WHAT TO PRODUCE —
Count the lines that hold the string "JSON". Reply with the number alone.

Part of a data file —
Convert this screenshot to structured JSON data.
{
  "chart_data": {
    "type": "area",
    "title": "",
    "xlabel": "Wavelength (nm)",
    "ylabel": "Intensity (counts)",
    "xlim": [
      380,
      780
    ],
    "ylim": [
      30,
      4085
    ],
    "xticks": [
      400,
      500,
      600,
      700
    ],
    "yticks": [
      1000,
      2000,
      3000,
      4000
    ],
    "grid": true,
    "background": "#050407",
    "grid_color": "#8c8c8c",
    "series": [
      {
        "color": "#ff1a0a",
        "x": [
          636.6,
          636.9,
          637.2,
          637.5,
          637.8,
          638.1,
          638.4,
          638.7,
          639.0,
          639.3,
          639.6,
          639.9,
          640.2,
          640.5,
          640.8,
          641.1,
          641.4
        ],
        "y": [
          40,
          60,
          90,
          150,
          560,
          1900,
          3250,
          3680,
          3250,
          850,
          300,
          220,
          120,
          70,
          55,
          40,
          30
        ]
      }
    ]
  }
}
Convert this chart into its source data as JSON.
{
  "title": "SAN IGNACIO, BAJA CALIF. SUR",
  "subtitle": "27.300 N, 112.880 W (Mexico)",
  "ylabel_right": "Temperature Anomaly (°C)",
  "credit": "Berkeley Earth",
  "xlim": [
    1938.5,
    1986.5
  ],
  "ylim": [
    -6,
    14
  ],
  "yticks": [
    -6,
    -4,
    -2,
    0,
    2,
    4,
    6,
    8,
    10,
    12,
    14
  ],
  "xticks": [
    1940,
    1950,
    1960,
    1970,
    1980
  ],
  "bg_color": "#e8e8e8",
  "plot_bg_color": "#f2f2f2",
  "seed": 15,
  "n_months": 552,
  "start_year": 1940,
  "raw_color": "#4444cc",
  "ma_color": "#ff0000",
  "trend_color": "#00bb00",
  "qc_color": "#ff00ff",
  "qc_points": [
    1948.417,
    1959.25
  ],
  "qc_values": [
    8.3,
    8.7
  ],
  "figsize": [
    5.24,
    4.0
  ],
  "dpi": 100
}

RESULT OF THE TASK —
2